_Written request_:
Every line from the one with "What text is on this page?" through the final line must be written out exactly, and no other line; omit the pictures.

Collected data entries
☆ ☆ ☆
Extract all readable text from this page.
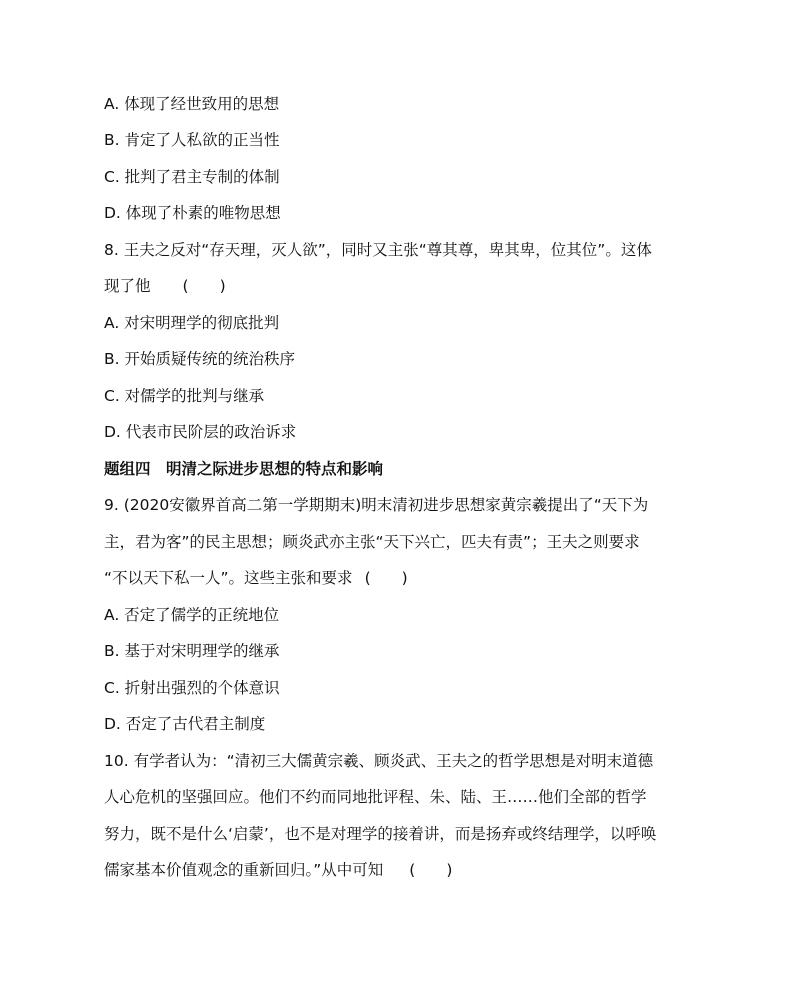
A. 体现了经世致用的思想
B. 肯定了人私欲的正当性
C. 批判了君主专制的体制
D. 体现了朴素的唯物思想
8. 王夫之反对“存天理，灭人欲”，同时又主张“尊其尊，卑其卑，位其位”。这体
现了他 (　　)
A. 对宋明理学的彻底批判
B. 开始质疑传统的统治秩序
C. 对儒学的批判与继承
D. 代表市民阶层的政治诉求
题组四　明清之际进步思想的特点和影响
9. (2020安徽界首高二第一学期期末)明末清初进步思想家黄宗羲提出了“天下为
主，君为客”的民主思想；顾炎武亦主张“天下兴亡，匹夫有责”；王夫之则要求
“不以天下私一人”。这些主张和要求 (　　)
A. 否定了儒学的正统地位
B. 基于对宋明理学的继承
C. 折射出强烈的个体意识
D. 否定了古代君主制度
10. 有学者认为：“清初三大儒黄宗羲、顾炎武、王夫之的哲学思想是对明末道德
人心危机的坚强回应。他们不约而同地批评程、朱、陆、王……他们全部的哲学
努力，既不是什么‘启蒙’，也不是对理学的接着讲，而是扬弃或终结理学，以呼唤
儒家基本价值观念的重新回归。”从中可知 (　　)
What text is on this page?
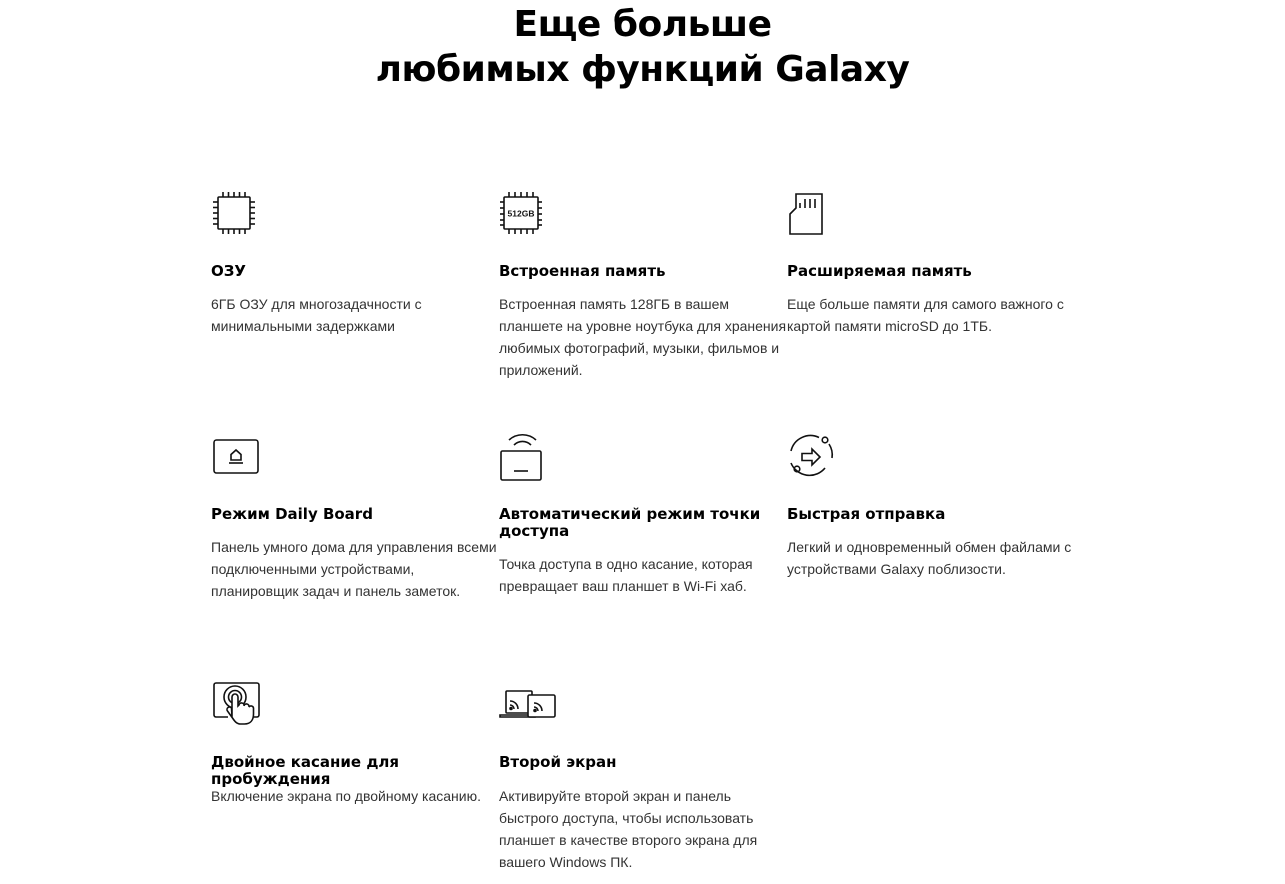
Еще больше
любимых функций Galaxy
ОЗУ

6ГБ ОЗУ для многозадачности с минимальными задержками

512GB
Встроенная память

Встроенная память 128ГБ в вашем планшете на уровне ноутбука для хранения любимых фотографий, музыки, фильмов и приложений.

Расширяемая память

Еще больше памяти для самого важного с картой памяти microSD до 1ТБ.

Режим Daily Board

Панель умного дома для управления всеми подключенными устройствами, планировщик задач и панель заметок.

Автоматический режим точки доступа

Точка доступа в одно касание, которая превращает ваш планшет в Wi-Fi хаб.

Быстрая отправка

Легкий и одновременный обмен файлами с устройствами Galaxy поблизости.

Двойное касание для пробуждения

Включение экрана по двойному касанию.

Второй экран

Активируйте второй экран и панель быстрого доступа, чтобы использовать планшет в качестве второго экрана для вашего Windows ПК.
☆ ☆ ☆
_Exercise output_:
What text is on this page?
Еще больше
любимых функций Galaxy
ОЗУ

6ГБ ОЗУ для многозадачности с минимальными задержками

512GB
Встроенная память

Встроенная память 128ГБ в вашем планшете на уровне ноутбука для хранения любимых фотографий, музыки, фильмов и приложений.

Расширяемая память

Еще больше памяти для самого важного с картой памяти microSD до 1ТБ.

Режим Daily Board

Панель умного дома для управления всеми подключенными устройствами, планировщик задач и панель заметок.

Автоматический режим точки доступа

Точка доступа в одно касание, которая превращает ваш планшет в Wi-Fi хаб.

Быстрая отправка

Легкий и одновременный обмен файлами с устройствами Galaxy поблизости.

Двойное касание для пробуждения

Включение экрана по двойному касанию.

Второй экран

Активируйте второй экран и панель быстрого доступа, чтобы использовать планшет в качестве второго экрана для вашего Windows ПК.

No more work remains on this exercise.